■ Given request ■
Go through the entries below and collect each line with the string "title" in it.

(Rows from a dataset)
————————

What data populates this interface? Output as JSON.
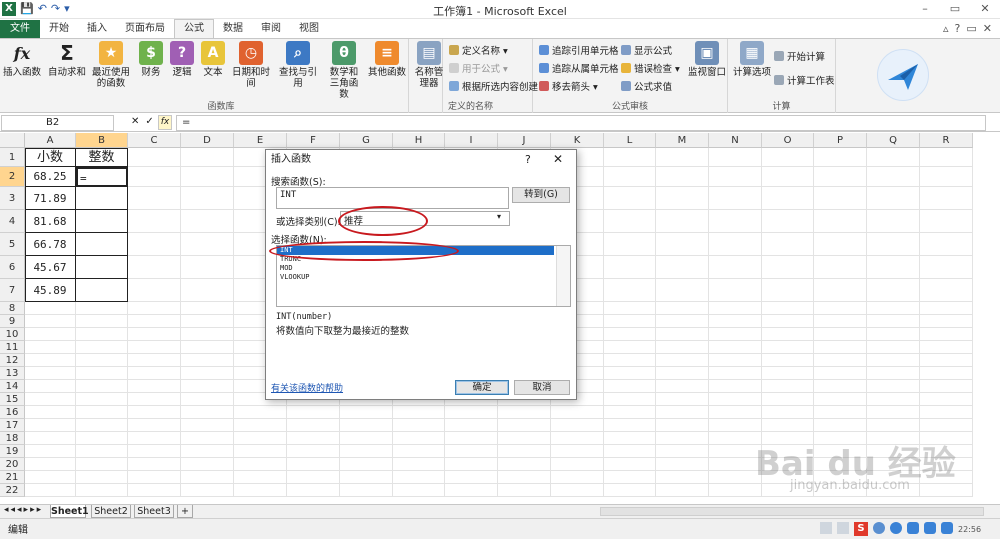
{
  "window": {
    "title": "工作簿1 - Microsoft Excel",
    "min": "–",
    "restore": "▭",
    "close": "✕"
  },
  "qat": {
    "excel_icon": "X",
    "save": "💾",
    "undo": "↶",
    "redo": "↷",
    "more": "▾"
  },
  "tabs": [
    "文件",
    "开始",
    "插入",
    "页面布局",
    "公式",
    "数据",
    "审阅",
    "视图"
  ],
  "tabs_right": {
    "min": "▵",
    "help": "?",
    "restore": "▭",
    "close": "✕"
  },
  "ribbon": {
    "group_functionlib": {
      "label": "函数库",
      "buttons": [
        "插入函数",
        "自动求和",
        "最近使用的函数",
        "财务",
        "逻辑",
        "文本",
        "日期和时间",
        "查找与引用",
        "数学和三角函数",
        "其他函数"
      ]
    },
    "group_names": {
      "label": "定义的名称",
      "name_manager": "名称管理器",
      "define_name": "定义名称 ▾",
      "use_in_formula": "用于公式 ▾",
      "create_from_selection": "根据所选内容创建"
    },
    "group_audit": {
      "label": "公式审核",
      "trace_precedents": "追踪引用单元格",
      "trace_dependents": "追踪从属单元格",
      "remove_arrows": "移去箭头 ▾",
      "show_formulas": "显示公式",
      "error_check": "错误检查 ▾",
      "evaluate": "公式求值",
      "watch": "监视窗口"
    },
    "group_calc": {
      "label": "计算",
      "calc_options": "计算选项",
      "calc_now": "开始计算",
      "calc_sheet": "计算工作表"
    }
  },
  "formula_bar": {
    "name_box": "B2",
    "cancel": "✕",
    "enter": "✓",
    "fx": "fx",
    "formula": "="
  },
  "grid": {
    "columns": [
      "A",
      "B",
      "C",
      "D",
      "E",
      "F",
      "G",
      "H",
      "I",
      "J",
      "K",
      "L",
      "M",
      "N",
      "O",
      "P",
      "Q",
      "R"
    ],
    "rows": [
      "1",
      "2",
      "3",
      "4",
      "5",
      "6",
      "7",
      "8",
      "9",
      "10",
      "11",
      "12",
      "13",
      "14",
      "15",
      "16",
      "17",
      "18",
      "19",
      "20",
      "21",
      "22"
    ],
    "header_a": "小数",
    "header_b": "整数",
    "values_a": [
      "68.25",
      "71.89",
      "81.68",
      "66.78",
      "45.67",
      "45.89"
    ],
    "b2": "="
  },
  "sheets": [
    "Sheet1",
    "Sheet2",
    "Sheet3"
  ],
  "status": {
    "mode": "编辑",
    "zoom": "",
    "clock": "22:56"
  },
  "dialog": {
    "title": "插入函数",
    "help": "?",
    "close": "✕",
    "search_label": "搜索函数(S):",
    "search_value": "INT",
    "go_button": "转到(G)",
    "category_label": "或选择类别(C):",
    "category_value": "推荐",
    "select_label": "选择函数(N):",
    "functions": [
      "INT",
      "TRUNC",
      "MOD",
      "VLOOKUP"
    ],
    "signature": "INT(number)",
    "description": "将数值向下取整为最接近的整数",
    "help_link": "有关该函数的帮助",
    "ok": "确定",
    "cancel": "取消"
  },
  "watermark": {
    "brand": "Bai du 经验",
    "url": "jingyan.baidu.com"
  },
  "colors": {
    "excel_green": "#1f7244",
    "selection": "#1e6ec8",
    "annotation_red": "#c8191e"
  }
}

————————

■ Finished exercise ■
    "title": "工作簿1 - Microsoft Excel",
    "title": "插入函数",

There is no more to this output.